>> Start Extracted information

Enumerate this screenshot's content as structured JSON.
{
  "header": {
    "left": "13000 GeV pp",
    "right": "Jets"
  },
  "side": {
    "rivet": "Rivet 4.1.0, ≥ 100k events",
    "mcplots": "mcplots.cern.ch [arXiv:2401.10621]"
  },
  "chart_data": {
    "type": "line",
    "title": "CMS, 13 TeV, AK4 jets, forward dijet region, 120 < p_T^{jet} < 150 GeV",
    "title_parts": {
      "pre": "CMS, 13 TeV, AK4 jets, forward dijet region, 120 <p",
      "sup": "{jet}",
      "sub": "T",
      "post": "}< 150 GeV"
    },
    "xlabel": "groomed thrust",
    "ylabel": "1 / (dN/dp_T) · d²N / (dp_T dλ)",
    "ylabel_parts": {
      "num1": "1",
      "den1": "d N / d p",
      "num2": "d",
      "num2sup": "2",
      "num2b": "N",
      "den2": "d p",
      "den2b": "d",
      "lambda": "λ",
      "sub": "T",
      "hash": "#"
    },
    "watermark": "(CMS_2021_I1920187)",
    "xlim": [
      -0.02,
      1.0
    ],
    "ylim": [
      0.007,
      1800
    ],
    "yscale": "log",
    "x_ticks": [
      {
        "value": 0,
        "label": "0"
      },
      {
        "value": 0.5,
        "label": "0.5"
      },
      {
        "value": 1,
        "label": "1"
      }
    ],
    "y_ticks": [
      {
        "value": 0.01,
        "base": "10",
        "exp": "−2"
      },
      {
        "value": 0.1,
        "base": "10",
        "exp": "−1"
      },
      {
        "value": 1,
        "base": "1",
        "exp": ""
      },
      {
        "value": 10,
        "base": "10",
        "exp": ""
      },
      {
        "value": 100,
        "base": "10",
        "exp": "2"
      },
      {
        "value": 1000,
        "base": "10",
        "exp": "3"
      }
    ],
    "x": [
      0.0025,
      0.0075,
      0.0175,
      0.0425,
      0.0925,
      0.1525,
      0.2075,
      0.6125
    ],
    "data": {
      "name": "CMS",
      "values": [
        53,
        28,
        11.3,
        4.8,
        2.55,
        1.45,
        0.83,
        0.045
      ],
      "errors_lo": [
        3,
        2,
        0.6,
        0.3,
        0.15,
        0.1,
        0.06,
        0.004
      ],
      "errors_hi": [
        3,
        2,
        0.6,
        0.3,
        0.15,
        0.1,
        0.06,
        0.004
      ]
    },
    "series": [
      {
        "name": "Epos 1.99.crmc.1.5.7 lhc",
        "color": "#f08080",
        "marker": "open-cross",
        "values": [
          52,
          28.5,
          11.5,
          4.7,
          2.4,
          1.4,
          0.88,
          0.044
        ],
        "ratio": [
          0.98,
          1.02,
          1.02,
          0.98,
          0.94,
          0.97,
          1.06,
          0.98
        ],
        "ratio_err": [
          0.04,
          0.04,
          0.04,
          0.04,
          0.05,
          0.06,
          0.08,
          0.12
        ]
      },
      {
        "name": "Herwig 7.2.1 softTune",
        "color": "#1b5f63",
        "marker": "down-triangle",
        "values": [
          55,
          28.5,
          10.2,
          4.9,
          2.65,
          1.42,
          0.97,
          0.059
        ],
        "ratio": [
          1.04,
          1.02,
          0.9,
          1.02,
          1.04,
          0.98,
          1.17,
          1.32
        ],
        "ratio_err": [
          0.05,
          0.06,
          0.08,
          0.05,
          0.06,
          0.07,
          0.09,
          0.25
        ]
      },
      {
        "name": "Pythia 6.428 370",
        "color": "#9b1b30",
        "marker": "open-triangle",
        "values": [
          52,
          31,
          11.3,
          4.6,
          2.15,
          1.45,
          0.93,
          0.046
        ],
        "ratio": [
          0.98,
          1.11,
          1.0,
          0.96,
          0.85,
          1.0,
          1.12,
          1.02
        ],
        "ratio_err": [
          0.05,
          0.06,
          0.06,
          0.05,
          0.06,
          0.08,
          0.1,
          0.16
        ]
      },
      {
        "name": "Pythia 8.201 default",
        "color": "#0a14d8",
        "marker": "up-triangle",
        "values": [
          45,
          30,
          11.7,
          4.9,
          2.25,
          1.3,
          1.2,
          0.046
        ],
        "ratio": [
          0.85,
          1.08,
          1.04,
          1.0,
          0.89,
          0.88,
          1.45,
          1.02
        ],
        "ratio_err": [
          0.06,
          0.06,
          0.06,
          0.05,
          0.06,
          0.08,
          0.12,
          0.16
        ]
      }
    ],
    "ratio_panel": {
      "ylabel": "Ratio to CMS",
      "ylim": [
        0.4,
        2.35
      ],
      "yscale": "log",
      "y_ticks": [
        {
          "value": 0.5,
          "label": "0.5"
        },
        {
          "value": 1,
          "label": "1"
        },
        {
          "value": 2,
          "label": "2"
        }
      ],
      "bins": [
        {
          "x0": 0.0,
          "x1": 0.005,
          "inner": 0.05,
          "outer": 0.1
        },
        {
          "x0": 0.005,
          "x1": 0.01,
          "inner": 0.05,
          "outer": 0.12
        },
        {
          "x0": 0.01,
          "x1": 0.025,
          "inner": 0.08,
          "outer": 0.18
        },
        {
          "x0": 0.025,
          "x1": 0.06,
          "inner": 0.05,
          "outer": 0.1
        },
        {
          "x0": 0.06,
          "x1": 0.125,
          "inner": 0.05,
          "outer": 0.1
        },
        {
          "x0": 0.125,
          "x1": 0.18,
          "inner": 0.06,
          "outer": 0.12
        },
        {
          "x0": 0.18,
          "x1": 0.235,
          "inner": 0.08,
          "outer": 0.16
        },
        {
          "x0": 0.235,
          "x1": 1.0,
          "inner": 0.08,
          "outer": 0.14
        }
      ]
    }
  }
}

>> End Extracted information

Directions:
Find all lines with "open" in them and copy each one.

Written solution:
        "marker": "open-cross",
        "marker": "open-triangle",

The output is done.